— start of INPUT ROWS —
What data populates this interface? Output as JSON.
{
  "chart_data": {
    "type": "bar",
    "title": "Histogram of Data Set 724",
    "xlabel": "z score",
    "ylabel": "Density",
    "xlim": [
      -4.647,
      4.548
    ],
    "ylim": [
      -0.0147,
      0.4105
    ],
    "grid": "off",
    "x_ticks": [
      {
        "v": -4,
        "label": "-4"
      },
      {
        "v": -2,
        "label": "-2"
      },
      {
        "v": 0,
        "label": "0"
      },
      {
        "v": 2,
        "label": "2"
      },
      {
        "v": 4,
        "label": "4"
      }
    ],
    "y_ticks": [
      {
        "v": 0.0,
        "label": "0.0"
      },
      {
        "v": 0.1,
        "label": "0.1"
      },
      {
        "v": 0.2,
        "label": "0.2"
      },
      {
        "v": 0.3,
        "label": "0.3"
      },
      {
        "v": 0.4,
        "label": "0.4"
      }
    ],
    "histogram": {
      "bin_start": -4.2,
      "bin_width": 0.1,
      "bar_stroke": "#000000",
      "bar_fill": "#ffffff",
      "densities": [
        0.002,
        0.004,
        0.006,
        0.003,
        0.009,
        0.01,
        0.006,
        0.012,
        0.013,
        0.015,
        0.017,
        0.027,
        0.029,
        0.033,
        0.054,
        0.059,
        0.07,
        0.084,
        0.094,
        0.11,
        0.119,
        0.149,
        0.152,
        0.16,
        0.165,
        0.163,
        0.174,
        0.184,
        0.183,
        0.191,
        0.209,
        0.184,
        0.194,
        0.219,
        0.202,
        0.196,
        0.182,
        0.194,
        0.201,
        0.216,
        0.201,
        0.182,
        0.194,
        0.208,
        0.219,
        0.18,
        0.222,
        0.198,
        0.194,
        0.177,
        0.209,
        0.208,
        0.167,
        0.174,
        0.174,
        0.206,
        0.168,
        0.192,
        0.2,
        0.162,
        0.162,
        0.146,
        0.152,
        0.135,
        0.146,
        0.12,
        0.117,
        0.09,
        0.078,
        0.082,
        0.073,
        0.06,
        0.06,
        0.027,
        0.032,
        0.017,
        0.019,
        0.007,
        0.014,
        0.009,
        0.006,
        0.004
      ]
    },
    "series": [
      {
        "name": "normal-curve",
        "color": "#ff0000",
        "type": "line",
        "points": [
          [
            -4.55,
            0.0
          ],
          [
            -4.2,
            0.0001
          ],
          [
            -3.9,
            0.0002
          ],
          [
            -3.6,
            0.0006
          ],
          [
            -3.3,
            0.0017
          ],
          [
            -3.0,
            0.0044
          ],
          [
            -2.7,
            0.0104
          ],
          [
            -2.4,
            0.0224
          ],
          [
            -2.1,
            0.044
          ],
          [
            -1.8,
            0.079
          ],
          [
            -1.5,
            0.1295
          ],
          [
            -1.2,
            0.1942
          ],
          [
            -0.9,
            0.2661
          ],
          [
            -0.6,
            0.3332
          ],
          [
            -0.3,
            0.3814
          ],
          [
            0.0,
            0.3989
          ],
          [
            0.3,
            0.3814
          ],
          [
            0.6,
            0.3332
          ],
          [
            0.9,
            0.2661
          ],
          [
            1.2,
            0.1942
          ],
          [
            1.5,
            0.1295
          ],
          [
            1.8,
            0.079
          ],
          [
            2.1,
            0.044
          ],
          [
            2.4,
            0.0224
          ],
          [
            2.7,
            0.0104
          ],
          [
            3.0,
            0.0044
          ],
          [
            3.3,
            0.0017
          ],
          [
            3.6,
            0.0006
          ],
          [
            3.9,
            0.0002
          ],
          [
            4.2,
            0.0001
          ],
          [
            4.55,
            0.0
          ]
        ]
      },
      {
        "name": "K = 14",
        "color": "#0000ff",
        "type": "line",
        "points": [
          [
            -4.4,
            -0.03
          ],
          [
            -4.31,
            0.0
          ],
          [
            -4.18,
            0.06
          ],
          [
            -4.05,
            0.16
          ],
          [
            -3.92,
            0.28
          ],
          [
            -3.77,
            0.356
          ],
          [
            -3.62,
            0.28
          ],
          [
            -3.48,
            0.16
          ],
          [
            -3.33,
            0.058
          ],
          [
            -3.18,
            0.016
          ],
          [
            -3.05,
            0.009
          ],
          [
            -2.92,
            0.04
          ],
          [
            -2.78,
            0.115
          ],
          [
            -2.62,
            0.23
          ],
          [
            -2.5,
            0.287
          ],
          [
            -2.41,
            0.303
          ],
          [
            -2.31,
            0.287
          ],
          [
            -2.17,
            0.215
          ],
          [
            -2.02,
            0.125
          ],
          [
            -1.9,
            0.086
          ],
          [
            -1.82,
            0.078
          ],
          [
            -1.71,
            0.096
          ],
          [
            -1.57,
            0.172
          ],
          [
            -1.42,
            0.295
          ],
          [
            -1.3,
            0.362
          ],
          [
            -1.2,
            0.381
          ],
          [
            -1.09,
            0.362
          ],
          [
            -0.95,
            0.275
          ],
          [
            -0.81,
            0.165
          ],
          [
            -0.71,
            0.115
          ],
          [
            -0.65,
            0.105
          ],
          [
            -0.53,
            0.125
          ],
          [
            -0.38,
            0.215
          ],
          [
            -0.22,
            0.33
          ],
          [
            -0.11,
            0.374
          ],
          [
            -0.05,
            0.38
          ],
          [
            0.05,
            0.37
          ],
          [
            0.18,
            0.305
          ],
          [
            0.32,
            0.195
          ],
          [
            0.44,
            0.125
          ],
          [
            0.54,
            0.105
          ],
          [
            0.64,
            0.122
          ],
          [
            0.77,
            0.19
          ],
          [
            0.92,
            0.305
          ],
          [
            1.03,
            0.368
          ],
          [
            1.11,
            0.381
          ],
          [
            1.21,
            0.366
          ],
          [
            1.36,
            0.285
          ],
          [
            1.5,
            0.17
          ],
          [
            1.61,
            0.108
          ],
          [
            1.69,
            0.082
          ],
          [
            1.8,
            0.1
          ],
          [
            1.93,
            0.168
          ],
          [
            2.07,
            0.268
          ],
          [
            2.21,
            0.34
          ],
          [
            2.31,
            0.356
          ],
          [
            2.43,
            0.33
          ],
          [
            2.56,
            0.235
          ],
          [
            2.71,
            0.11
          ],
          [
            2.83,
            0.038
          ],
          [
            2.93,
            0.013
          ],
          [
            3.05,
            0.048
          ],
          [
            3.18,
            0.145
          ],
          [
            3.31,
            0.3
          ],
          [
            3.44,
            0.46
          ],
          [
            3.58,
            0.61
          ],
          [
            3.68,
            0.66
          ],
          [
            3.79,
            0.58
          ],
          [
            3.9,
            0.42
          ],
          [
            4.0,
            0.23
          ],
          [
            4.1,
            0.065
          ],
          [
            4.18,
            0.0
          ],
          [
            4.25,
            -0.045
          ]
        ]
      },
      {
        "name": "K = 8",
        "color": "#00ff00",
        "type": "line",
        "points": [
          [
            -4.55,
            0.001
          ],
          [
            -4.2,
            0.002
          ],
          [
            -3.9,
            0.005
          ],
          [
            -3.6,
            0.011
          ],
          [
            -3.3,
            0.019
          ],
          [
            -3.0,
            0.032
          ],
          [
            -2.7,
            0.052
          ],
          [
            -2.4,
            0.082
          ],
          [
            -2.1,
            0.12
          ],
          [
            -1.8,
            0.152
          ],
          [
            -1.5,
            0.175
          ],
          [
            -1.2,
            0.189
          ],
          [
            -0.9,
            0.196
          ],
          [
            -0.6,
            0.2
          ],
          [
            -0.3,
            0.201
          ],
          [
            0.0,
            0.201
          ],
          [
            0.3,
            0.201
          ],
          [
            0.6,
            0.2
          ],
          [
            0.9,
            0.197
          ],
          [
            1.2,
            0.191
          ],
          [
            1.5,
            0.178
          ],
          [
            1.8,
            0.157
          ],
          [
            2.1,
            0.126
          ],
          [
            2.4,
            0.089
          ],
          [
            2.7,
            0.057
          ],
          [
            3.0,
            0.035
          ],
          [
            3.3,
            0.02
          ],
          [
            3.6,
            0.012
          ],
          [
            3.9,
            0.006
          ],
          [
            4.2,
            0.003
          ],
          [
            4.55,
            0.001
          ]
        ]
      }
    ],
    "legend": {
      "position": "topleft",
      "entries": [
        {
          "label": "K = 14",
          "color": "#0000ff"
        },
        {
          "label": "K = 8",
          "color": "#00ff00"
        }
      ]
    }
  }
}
— end of INPUT ROWS —
→ **REQUIREMENT**: Collect each line above holding the string "color".

→ **ANSWER FOR THIS EXERCISE**:
        "color": "#ff0000",
        "color": "#0000ff",
        "color": "#00ff00",
          "color": "#0000ff"
          "color": "#00ff00"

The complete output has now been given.